• [What the task requires] Leave out the pictures, then reproduce the rest of the material exactly.

┄┄┄┄┄┄

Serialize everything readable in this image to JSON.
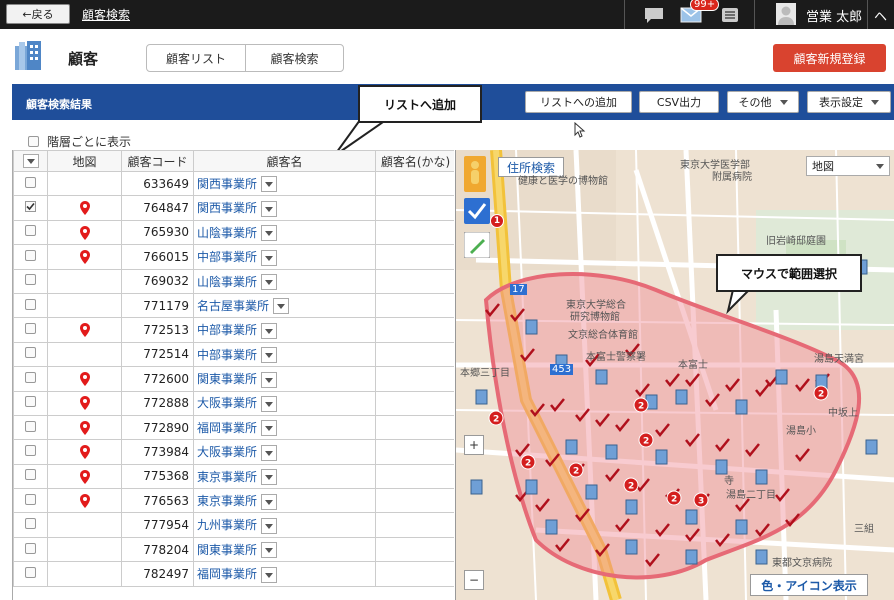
{
  "topbar": {
    "back_label": "←戻る",
    "title": "顧客検索",
    "badge": "99+",
    "user_name": "営業 太郎",
    "edge_text": "ヘ"
  },
  "header": {
    "title": "顧客",
    "tabs": [
      {
        "label": "顧客リスト"
      },
      {
        "label": "顧客検索"
      }
    ],
    "new_button": "顧客新規登録"
  },
  "results_bar": {
    "title": "顧客検索結果",
    "buttons": {
      "add_to_list": "リストへの追加",
      "csv": "CSV出力",
      "other": "その他",
      "display": "表示設定"
    }
  },
  "callouts": {
    "list_add": "リストへ追加",
    "range_select": "マウスで範囲選択"
  },
  "group_display": "階層ごとに表示",
  "table": {
    "headers": {
      "map": "地図",
      "code": "顧客コード",
      "name": "顧客名",
      "kana": "顧客名(かな)"
    },
    "rows": [
      {
        "code": "633649",
        "name": "関西事業所",
        "pin": false,
        "checked": false
      },
      {
        "code": "764847",
        "name": "関西事業所",
        "pin": true,
        "checked": true
      },
      {
        "code": "765930",
        "name": "山陰事業所",
        "pin": true,
        "checked": false
      },
      {
        "code": "766015",
        "name": "中部事業所",
        "pin": true,
        "checked": false
      },
      {
        "code": "769032",
        "name": "山陰事業所",
        "pin": false,
        "checked": false
      },
      {
        "code": "771179",
        "name": "名古屋事業所",
        "pin": false,
        "checked": false
      },
      {
        "code": "772513",
        "name": "中部事業所",
        "pin": true,
        "checked": false
      },
      {
        "code": "772514",
        "name": "中部事業所",
        "pin": false,
        "checked": false
      },
      {
        "code": "772600",
        "name": "関東事業所",
        "pin": true,
        "checked": false
      },
      {
        "code": "772888",
        "name": "大阪事業所",
        "pin": true,
        "checked": false
      },
      {
        "code": "772890",
        "name": "福岡事業所",
        "pin": true,
        "checked": false
      },
      {
        "code": "773984",
        "name": "大阪事業所",
        "pin": true,
        "checked": false
      },
      {
        "code": "775368",
        "name": "東京事業所",
        "pin": true,
        "checked": false
      },
      {
        "code": "776563",
        "name": "東京事業所",
        "pin": true,
        "checked": false
      },
      {
        "code": "777954",
        "name": "九州事業所",
        "pin": false,
        "checked": false
      },
      {
        "code": "778204",
        "name": "関東事業所",
        "pin": false,
        "checked": false
      },
      {
        "code": "782497",
        "name": "福岡事業所",
        "pin": false,
        "checked": false
      }
    ]
  },
  "map": {
    "search_button": "住所検索",
    "type_select": "地図",
    "color_icon_button": "色・アイコン表示",
    "zoom_in": "+",
    "zoom_out": "−",
    "labels": {
      "university_hospital": "東京大学医学部",
      "attached_hospital": "附属病院",
      "museum": "健康と医学の博物館",
      "garden": "旧岩崎邸庭園",
      "u_museum_1": "東京大学総合",
      "u_museum_2": "研究博物館",
      "gym": "文京総合体育館",
      "police": "本富士警察署",
      "hongo3": "本郷三丁目",
      "hongo_mae": "本富士",
      "yushima": "湯島天満宮",
      "yushima_sho": "湯島小",
      "yushima2": "湯島二丁目",
      "tenjin": "中坂上",
      "temple": "寺",
      "sanbashi": "三組",
      "bunkyo_hosp": "東都文京病院",
      "road_17": "17",
      "road_453": "453"
    }
  }
}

┄┄┄┄┄┄

• [Worked solution]
Serialize everything readable in this image to JSON.
{
  "topbar": {
    "back_label": "←戻る",
    "title": "顧客検索",
    "badge": "99+",
    "user_name": "営業 太郎",
    "edge_text": "ヘ"
  },
  "header": {
    "title": "顧客",
    "tabs": [
      {
        "label": "顧客リスト"
      },
      {
        "label": "顧客検索"
      }
    ],
    "new_button": "顧客新規登録"
  },
  "results_bar": {
    "title": "顧客検索結果",
    "buttons": {
      "add_to_list": "リストへの追加",
      "csv": "CSV出力",
      "other": "その他",
      "display": "表示設定"
    }
  },
  "callouts": {
    "list_add": "リストへ追加",
    "range_select": "マウスで範囲選択"
  },
  "group_display": "階層ごとに表示",
  "table": {
    "headers": {
      "map": "地図",
      "code": "顧客コード",
      "name": "顧客名",
      "kana": "顧客名(かな)"
    },
    "rows": [
      {
        "code": "633649",
        "name": "関西事業所",
        "pin": false,
        "checked": false
      },
      {
        "code": "764847",
        "name": "関西事業所",
        "pin": true,
        "checked": true
      },
      {
        "code": "765930",
        "name": "山陰事業所",
        "pin": true,
        "checked": false
      },
      {
        "code": "766015",
        "name": "中部事業所",
        "pin": true,
        "checked": false
      },
      {
        "code": "769032",
        "name": "山陰事業所",
        "pin": false,
        "checked": false
      },
      {
        "code": "771179",
        "name": "名古屋事業所",
        "pin": false,
        "checked": false
      },
      {
        "code": "772513",
        "name": "中部事業所",
        "pin": true,
        "checked": false
      },
      {
        "code": "772514",
        "name": "中部事業所",
        "pin": false,
        "checked": false
      },
      {
        "code": "772600",
        "name": "関東事業所",
        "pin": true,
        "checked": false
      },
      {
        "code": "772888",
        "name": "大阪事業所",
        "pin": true,
        "checked": false
      },
      {
        "code": "772890",
        "name": "福岡事業所",
        "pin": true,
        "checked": false
      },
      {
        "code": "773984",
        "name": "大阪事業所",
        "pin": true,
        "checked": false
      },
      {
        "code": "775368",
        "name": "東京事業所",
        "pin": true,
        "checked": false
      },
      {
        "code": "776563",
        "name": "東京事業所",
        "pin": true,
        "checked": false
      },
      {
        "code": "777954",
        "name": "九州事業所",
        "pin": false,
        "checked": false
      },
      {
        "code": "778204",
        "name": "関東事業所",
        "pin": false,
        "checked": false
      },
      {
        "code": "782497",
        "name": "福岡事業所",
        "pin": false,
        "checked": false
      }
    ]
  },
  "map": {
    "search_button": "住所検索",
    "type_select": "地図",
    "color_icon_button": "色・アイコン表示",
    "zoom_in": "+",
    "zoom_out": "−",
    "labels": {
      "university_hospital": "東京大学医学部",
      "attached_hospital": "附属病院",
      "museum": "健康と医学の博物館",
      "garden": "旧岩崎邸庭園",
      "u_museum_1": "東京大学総合",
      "u_museum_2": "研究博物館",
      "gym": "文京総合体育館",
      "police": "本富士警察署",
      "hongo3": "本郷三丁目",
      "hongo_mae": "本富士",
      "yushima": "湯島天満宮",
      "yushima_sho": "湯島小",
      "yushima2": "湯島二丁目",
      "tenjin": "中坂上",
      "temple": "寺",
      "sanbashi": "三組",
      "bunkyo_hosp": "東都文京病院",
      "road_17": "17",
      "road_453": "453"
    }
  }
}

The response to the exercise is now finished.